## Extracted records

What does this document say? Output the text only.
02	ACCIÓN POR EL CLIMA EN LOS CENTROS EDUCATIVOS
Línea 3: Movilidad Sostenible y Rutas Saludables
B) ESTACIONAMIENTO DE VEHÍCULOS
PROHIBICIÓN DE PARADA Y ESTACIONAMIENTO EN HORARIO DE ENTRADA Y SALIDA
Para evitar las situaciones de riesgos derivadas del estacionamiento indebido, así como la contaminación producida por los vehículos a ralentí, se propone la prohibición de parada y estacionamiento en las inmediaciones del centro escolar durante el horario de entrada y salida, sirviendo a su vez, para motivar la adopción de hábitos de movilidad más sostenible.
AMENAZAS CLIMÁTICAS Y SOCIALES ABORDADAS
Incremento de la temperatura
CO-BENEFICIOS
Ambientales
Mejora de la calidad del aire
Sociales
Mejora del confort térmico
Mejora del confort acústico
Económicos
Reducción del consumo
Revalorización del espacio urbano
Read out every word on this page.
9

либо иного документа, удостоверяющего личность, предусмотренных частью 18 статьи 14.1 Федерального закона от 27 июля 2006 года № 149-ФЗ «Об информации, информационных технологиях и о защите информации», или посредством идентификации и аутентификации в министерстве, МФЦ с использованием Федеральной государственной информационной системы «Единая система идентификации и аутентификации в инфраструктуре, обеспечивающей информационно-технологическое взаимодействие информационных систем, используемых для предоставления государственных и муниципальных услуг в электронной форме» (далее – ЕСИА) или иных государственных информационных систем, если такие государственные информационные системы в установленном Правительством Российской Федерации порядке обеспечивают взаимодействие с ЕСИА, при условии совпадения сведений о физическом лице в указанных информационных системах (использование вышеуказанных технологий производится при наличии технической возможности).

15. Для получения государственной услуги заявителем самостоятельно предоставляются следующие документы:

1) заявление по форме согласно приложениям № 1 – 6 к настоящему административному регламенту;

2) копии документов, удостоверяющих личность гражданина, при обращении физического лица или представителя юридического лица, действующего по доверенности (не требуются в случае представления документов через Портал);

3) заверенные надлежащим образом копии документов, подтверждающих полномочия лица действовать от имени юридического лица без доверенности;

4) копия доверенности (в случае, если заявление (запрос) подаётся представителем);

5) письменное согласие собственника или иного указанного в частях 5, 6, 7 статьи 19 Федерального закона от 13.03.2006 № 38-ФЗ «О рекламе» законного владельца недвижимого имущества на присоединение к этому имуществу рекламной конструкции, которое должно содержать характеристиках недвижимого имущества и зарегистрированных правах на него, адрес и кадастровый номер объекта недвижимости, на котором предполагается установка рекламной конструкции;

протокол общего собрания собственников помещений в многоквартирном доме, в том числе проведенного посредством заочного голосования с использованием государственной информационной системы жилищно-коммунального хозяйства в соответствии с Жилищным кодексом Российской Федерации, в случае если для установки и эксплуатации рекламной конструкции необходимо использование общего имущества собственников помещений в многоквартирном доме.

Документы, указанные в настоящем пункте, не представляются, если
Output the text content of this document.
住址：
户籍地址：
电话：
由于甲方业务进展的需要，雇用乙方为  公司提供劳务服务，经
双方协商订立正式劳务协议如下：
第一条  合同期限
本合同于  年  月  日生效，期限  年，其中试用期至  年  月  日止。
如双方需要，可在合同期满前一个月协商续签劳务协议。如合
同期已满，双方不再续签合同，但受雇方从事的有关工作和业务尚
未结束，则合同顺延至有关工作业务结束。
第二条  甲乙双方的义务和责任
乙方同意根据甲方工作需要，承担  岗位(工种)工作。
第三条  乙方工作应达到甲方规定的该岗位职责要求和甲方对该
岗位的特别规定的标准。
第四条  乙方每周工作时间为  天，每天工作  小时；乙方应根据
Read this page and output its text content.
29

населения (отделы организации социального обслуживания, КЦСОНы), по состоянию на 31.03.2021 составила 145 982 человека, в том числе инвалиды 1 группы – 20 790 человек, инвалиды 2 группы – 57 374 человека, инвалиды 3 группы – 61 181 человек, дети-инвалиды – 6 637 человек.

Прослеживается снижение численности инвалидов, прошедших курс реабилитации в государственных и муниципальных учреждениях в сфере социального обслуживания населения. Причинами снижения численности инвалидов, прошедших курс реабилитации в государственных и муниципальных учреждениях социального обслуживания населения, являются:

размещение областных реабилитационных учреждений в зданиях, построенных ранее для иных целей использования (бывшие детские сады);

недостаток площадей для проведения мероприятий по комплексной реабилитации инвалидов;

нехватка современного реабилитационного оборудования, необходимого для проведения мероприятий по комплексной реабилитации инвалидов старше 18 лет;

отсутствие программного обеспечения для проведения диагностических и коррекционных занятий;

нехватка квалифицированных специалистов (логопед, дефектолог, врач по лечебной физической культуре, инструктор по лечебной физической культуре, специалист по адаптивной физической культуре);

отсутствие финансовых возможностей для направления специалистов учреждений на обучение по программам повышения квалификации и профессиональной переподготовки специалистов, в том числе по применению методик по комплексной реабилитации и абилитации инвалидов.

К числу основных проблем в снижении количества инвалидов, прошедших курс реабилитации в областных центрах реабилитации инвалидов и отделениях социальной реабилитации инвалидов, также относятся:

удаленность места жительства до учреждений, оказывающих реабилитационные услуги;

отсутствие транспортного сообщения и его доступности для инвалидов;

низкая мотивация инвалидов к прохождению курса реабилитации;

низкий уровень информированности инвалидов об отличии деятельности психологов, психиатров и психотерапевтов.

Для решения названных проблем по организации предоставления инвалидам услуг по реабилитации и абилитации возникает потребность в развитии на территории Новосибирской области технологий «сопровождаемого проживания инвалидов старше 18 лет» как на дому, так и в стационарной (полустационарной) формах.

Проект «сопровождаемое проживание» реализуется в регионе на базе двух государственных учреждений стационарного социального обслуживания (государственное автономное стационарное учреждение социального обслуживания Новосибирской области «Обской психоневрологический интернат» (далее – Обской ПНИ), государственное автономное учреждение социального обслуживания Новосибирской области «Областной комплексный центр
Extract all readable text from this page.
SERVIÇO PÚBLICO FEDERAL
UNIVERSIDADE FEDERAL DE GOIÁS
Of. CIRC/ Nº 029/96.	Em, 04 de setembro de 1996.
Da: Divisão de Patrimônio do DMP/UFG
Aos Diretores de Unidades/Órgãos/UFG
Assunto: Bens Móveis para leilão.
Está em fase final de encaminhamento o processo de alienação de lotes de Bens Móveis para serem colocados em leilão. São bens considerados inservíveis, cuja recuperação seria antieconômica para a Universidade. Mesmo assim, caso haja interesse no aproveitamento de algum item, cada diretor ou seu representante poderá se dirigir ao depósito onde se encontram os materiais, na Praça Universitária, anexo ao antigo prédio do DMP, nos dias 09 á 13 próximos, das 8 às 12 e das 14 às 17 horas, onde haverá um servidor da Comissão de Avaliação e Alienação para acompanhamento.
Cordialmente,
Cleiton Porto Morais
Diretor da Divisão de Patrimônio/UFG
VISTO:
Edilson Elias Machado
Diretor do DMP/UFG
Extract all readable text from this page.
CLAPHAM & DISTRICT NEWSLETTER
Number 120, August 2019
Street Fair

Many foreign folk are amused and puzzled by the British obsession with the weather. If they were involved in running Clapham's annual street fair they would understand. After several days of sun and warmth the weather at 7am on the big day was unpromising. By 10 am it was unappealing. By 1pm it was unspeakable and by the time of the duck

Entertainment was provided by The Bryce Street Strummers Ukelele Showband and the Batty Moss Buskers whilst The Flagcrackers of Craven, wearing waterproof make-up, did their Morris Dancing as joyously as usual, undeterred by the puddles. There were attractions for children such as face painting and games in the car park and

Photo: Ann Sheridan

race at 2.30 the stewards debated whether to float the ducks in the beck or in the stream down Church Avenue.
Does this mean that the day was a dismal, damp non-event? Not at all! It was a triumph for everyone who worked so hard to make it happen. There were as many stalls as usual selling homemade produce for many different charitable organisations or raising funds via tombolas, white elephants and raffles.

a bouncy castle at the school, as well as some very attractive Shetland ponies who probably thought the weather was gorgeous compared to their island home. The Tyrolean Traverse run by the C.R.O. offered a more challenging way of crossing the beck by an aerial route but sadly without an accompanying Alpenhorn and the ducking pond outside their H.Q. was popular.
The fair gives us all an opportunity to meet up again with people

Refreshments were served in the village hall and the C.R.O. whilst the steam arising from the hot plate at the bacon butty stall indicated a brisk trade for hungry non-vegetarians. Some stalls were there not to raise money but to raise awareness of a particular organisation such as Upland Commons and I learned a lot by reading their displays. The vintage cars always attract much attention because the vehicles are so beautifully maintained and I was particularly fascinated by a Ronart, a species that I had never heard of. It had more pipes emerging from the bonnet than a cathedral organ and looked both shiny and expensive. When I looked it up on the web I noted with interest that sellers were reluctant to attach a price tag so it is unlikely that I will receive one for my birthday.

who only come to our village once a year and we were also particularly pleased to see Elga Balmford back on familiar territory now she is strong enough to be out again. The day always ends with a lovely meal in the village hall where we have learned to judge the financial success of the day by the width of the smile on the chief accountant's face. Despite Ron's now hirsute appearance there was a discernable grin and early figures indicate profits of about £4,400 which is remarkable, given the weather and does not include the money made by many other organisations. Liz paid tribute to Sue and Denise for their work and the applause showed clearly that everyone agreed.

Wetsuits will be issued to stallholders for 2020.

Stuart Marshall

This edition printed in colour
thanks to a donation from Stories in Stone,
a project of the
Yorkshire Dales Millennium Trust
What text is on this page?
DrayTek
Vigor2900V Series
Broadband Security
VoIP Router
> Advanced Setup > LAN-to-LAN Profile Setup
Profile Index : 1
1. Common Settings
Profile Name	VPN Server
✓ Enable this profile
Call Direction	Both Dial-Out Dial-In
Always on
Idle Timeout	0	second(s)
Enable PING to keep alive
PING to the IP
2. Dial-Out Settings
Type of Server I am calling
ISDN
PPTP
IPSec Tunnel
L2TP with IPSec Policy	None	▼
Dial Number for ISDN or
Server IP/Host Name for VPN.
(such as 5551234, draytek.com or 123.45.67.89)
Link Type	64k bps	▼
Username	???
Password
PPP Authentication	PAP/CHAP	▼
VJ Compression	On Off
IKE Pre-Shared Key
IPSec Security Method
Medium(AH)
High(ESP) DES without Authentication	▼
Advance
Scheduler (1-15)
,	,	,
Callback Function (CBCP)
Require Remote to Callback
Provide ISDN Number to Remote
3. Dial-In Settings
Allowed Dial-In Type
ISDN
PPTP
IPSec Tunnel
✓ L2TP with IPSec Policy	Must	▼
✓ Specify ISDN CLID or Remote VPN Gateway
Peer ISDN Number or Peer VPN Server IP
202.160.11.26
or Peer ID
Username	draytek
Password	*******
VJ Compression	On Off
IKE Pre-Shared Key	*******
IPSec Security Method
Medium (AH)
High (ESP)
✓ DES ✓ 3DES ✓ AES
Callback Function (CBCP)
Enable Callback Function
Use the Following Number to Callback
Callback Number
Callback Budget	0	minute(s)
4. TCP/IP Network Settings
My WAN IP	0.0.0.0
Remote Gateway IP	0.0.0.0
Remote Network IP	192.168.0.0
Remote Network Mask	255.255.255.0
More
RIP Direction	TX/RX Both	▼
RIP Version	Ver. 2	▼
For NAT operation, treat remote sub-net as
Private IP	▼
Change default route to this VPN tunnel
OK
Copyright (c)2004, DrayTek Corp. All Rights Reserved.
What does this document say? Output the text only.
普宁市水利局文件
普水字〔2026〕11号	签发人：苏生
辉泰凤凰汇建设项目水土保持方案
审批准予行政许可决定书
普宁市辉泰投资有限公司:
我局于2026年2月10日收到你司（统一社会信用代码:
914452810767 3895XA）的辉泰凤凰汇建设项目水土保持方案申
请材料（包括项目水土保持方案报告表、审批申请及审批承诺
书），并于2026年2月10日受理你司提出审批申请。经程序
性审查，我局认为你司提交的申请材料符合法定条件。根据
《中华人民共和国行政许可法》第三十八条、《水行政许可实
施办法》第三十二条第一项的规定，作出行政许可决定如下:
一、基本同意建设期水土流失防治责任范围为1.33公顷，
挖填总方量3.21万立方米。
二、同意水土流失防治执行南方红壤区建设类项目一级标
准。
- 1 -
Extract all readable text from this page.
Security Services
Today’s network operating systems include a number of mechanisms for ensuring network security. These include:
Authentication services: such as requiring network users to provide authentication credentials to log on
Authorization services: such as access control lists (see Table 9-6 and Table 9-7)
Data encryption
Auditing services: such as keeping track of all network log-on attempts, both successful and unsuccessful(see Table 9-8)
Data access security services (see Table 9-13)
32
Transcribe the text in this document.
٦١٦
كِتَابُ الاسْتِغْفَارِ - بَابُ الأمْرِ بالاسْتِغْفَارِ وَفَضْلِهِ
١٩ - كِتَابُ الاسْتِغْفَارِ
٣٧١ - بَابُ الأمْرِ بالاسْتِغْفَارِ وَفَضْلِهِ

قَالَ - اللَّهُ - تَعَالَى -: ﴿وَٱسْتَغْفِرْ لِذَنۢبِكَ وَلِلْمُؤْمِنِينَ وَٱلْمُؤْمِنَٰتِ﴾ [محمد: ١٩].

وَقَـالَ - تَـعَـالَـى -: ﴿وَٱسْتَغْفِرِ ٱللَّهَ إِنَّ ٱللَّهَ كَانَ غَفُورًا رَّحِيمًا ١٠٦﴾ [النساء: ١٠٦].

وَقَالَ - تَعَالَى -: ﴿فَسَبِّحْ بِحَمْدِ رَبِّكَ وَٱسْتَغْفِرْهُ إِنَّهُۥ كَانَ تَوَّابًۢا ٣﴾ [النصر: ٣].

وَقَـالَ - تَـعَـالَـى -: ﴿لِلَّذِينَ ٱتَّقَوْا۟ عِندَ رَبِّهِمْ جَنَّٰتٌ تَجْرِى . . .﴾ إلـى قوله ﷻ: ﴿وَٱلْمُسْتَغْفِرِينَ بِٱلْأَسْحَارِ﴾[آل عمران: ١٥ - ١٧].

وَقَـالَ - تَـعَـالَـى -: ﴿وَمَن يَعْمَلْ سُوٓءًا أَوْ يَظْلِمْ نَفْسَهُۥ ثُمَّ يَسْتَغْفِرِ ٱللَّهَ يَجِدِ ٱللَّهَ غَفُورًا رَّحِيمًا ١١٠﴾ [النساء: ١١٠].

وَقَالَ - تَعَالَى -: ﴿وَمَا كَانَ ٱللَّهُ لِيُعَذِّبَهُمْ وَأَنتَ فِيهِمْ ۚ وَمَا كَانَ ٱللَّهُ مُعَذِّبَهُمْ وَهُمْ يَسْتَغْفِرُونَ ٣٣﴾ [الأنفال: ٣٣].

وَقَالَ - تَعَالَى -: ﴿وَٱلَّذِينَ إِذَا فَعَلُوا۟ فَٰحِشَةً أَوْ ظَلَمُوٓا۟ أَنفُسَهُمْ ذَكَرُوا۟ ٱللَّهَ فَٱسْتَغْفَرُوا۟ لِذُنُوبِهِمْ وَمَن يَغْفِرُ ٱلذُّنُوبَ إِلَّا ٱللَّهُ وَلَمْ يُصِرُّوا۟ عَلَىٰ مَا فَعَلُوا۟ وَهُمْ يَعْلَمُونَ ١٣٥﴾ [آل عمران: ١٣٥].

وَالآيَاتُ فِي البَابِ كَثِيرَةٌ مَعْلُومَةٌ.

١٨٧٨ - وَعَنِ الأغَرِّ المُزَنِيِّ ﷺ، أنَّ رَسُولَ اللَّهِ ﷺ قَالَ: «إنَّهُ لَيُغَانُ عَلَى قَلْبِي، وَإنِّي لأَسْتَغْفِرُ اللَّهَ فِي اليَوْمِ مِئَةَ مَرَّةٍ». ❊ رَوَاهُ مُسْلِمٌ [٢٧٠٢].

## AIM
Gather all lines from the records above in which "content" appears.

## FINISHED EXERCISE
Output the text content of this document.
Read this page and output its text content.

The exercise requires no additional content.